Given exercise ->
The records below must be duplicated exactly, character for character.

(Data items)
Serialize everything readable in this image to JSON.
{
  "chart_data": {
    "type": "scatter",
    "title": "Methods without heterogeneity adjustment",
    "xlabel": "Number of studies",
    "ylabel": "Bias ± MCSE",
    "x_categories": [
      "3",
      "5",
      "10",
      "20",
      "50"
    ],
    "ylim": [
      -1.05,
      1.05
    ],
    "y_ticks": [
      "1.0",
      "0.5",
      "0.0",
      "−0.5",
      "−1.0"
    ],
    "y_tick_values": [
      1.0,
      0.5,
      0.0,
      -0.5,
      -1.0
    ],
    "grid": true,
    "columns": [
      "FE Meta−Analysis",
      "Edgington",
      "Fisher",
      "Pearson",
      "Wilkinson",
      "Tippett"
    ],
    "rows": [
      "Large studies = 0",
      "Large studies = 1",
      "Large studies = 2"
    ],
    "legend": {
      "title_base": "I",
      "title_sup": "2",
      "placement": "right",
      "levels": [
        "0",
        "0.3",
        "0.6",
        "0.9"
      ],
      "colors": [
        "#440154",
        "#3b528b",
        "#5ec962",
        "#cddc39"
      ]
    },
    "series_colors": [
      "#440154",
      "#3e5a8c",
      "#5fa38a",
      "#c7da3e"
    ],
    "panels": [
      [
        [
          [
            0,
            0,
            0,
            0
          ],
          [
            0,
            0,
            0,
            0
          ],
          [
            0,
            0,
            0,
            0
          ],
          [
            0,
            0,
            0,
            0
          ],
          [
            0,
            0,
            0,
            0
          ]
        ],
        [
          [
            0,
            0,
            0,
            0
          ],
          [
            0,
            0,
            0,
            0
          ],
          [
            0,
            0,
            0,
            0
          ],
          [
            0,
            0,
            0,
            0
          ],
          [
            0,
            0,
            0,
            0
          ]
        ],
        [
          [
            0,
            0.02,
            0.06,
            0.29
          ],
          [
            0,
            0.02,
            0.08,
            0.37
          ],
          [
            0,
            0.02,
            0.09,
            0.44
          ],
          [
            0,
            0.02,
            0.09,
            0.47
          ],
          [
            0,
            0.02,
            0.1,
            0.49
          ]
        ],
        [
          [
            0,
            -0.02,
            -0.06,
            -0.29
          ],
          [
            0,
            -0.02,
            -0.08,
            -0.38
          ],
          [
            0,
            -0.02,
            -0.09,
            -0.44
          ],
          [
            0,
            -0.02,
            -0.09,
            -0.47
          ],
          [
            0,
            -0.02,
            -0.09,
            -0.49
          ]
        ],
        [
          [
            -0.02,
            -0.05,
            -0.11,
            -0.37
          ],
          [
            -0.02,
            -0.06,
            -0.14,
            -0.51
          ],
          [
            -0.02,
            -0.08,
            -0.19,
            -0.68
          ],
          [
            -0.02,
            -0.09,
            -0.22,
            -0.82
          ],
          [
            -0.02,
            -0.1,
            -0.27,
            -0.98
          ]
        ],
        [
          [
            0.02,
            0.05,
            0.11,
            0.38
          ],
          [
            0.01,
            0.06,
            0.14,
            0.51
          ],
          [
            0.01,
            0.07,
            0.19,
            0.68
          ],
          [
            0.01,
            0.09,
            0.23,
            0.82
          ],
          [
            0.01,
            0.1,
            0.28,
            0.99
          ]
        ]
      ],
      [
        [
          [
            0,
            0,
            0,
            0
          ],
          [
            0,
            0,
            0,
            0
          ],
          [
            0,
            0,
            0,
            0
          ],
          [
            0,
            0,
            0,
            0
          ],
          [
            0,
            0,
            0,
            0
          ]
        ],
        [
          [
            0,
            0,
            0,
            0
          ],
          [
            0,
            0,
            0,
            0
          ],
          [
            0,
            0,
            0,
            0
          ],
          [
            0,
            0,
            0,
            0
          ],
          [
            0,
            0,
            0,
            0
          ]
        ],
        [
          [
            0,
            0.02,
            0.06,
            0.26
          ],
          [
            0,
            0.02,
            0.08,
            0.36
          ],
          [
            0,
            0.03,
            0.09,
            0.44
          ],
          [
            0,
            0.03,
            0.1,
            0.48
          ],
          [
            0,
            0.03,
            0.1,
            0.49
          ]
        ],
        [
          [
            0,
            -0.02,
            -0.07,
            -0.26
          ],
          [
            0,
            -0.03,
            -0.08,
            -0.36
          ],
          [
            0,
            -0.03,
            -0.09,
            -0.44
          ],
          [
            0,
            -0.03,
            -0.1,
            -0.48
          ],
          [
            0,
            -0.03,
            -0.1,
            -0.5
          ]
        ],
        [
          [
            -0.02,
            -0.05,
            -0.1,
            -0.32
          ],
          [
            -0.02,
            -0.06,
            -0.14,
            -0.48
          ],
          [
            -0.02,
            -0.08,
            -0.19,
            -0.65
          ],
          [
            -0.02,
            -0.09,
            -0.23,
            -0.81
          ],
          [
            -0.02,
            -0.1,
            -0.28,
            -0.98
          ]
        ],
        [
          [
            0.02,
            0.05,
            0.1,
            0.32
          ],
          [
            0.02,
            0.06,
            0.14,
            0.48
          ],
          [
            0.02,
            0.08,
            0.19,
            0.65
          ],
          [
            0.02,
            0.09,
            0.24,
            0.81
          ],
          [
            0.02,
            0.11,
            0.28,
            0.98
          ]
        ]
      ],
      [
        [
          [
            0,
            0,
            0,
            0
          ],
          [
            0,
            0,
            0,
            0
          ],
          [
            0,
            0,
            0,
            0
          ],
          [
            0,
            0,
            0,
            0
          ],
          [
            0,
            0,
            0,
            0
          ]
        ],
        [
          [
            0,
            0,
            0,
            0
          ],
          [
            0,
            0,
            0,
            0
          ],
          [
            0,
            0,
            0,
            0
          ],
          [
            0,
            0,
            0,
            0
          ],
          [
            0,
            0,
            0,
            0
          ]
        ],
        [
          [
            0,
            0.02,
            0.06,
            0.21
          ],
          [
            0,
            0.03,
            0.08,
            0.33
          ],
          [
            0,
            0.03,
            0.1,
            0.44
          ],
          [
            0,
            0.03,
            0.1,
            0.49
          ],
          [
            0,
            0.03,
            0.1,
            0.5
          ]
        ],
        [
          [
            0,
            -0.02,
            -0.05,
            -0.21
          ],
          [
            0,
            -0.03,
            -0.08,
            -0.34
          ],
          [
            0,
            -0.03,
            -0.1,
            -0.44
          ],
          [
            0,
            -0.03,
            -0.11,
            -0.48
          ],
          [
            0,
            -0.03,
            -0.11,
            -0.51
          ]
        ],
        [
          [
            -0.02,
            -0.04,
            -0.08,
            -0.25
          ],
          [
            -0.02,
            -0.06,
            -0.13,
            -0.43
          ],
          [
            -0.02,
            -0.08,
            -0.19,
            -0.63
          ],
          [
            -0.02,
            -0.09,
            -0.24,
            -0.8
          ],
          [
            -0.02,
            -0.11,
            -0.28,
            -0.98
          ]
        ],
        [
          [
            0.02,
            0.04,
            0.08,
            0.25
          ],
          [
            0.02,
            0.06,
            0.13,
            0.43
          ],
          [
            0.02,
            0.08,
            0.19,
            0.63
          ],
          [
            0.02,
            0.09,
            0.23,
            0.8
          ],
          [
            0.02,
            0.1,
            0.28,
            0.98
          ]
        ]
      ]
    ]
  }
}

Written response ->
Serialize everything readable in this image to JSON.
{
  "chart_data": {
    "type": "scatter",
    "title": "Methods without heterogeneity adjustment",
    "xlabel": "Number of studies",
    "ylabel": "Bias ± MCSE",
    "x_categories": [
      "3",
      "5",
      "10",
      "20",
      "50"
    ],
    "ylim": [
      -1.05,
      1.05
    ],
    "y_ticks": [
      "1.0",
      "0.5",
      "0.0",
      "−0.5",
      "−1.0"
    ],
    "y_tick_values": [
      1.0,
      0.5,
      0.0,
      -0.5,
      -1.0
    ],
    "grid": true,
    "columns": [
      "FE Meta−Analysis",
      "Edgington",
      "Fisher",
      "Pearson",
      "Wilkinson",
      "Tippett"
    ],
    "rows": [
      "Large studies = 0",
      "Large studies = 1",
      "Large studies = 2"
    ],
    "legend": {
      "title_base": "I",
      "title_sup": "2",
      "placement": "right",
      "levels": [
        "0",
        "0.3",
        "0.6",
        "0.9"
      ],
      "colors": [
        "#440154",
        "#3b528b",
        "#5ec962",
        "#cddc39"
      ]
    },
    "series_colors": [
      "#440154",
      "#3e5a8c",
      "#5fa38a",
      "#c7da3e"
    ],
    "panels": [
      [
        [
          [
            0,
            0,
            0,
            0
          ],
          [
            0,
            0,
            0,
            0
          ],
          [
            0,
            0,
            0,
            0
          ],
          [
            0,
            0,
            0,
            0
          ],
          [
            0,
            0,
            0,
            0
          ]
        ],
        [
          [
            0,
            0,
            0,
            0
          ],
          [
            0,
            0,
            0,
            0
          ],
          [
            0,
            0,
            0,
            0
          ],
          [
            0,
            0,
            0,
            0
          ],
          [
            0,
            0,
            0,
            0
          ]
        ],
        [
          [
            0,
            0.02,
            0.06,
            0.29
          ],
          [
            0,
            0.02,
            0.08,
            0.37
          ],
          [
            0,
            0.02,
            0.09,
            0.44
          ],
          [
            0,
            0.02,
            0.09,
            0.47
          ],
          [
            0,
            0.02,
            0.1,
            0.49
          ]
        ],
        [
          [
            0,
            -0.02,
            -0.06,
            -0.29
          ],
          [
            0,
            -0.02,
            -0.08,
            -0.38
          ],
          [
            0,
            -0.02,
            -0.09,
            -0.44
          ],
          [
            0,
            -0.02,
            -0.09,
            -0.47
          ],
          [
            0,
            -0.02,
            -0.09,
            -0.49
          ]
        ],
        [
          [
            -0.02,
            -0.05,
            -0.11,
            -0.37
          ],
          [
            -0.02,
            -0.06,
            -0.14,
            -0.51
          ],
          [
            -0.02,
            -0.08,
            -0.19,
            -0.68
          ],
          [
            -0.02,
            -0.09,
            -0.22,
            -0.82
          ],
          [
            -0.02,
            -0.1,
            -0.27,
            -0.98
          ]
        ],
        [
          [
            0.02,
            0.05,
            0.11,
            0.38
          ],
          [
            0.01,
            0.06,
            0.14,
            0.51
          ],
          [
            0.01,
            0.07,
            0.19,
            0.68
          ],
          [
            0.01,
            0.09,
            0.23,
            0.82
          ],
          [
            0.01,
            0.1,
            0.28,
            0.99
          ]
        ]
      ],
      [
        [
          [
            0,
            0,
            0,
            0
          ],
          [
            0,
            0,
            0,
            0
          ],
          [
            0,
            0,
            0,
            0
          ],
          [
            0,
            0,
            0,
            0
          ],
          [
            0,
            0,
            0,
            0
          ]
        ],
        [
          [
            0,
            0,
            0,
            0
          ],
          [
            0,
            0,
            0,
            0
          ],
          [
            0,
            0,
            0,
            0
          ],
          [
            0,
            0,
            0,
            0
          ],
          [
            0,
            0,
            0,
            0
          ]
        ],
        [
          [
            0,
            0.02,
            0.06,
            0.26
          ],
          [
            0,
            0.02,
            0.08,
            0.36
          ],
          [
            0,
            0.03,
            0.09,
            0.44
          ],
          [
            0,
            0.03,
            0.1,
            0.48
          ],
          [
            0,
            0.03,
            0.1,
            0.49
          ]
        ],
        [
          [
            0,
            -0.02,
            -0.07,
            -0.26
          ],
          [
            0,
            -0.03,
            -0.08,
            -0.36
          ],
          [
            0,
            -0.03,
            -0.09,
            -0.44
          ],
          [
            0,
            -0.03,
            -0.1,
            -0.48
          ],
          [
            0,
            -0.03,
            -0.1,
            -0.5
          ]
        ],
        [
          [
            -0.02,
            -0.05,
            -0.1,
            -0.32
          ],
          [
            -0.02,
            -0.06,
            -0.14,
            -0.48
          ],
          [
            -0.02,
            -0.08,
            -0.19,
            -0.65
          ],
          [
            -0.02,
            -0.09,
            -0.23,
            -0.81
          ],
          [
            -0.02,
            -0.1,
            -0.28,
            -0.98
          ]
        ],
        [
          [
            0.02,
            0.05,
            0.1,
            0.32
          ],
          [
            0.02,
            0.06,
            0.14,
            0.48
          ],
          [
            0.02,
            0.08,
            0.19,
            0.65
          ],
          [
            0.02,
            0.09,
            0.24,
            0.81
          ],
          [
            0.02,
            0.11,
            0.28,
            0.98
          ]
        ]
      ],
      [
        [
          [
            0,
            0,
            0,
            0
          ],
          [
            0,
            0,
            0,
            0
          ],
          [
            0,
            0,
            0,
            0
          ],
          [
            0,
            0,
            0,
            0
          ],
          [
            0,
            0,
            0,
            0
          ]
        ],
        [
          [
            0,
            0,
            0,
            0
          ],
          [
            0,
            0,
            0,
            0
          ],
          [
            0,
            0,
            0,
            0
          ],
          [
            0,
            0,
            0,
            0
          ],
          [
            0,
            0,
            0,
            0
          ]
        ],
        [
          [
            0,
            0.02,
            0.06,
            0.21
          ],
          [
            0,
            0.03,
            0.08,
            0.33
          ],
          [
            0,
            0.03,
            0.1,
            0.44
          ],
          [
            0,
            0.03,
            0.1,
            0.49
          ],
          [
            0,
            0.03,
            0.1,
            0.5
          ]
        ],
        [
          [
            0,
            -0.02,
            -0.05,
            -0.21
          ],
          [
            0,
            -0.03,
            -0.08,
            -0.34
          ],
          [
            0,
            -0.03,
            -0.1,
            -0.44
          ],
          [
            0,
            -0.03,
            -0.11,
            -0.48
          ],
          [
            0,
            -0.03,
            -0.11,
            -0.51
          ]
        ],
        [
          [
            -0.02,
            -0.04,
            -0.08,
            -0.25
          ],
          [
            -0.02,
            -0.06,
            -0.13,
            -0.43
          ],
          [
            -0.02,
            -0.08,
            -0.19,
            -0.63
          ],
          [
            -0.02,
            -0.09,
            -0.24,
            -0.8
          ],
          [
            -0.02,
            -0.11,
            -0.28,
            -0.98
          ]
        ],
        [
          [
            0.02,
            0.04,
            0.08,
            0.25
          ],
          [
            0.02,
            0.06,
            0.13,
            0.43
          ],
          [
            0.02,
            0.08,
            0.19,
            0.63
          ],
          [
            0.02,
            0.09,
            0.23,
            0.8
          ],
          [
            0.02,
            0.1,
            0.28,
            0.98
          ]
        ]
      ]
    ]
  }
}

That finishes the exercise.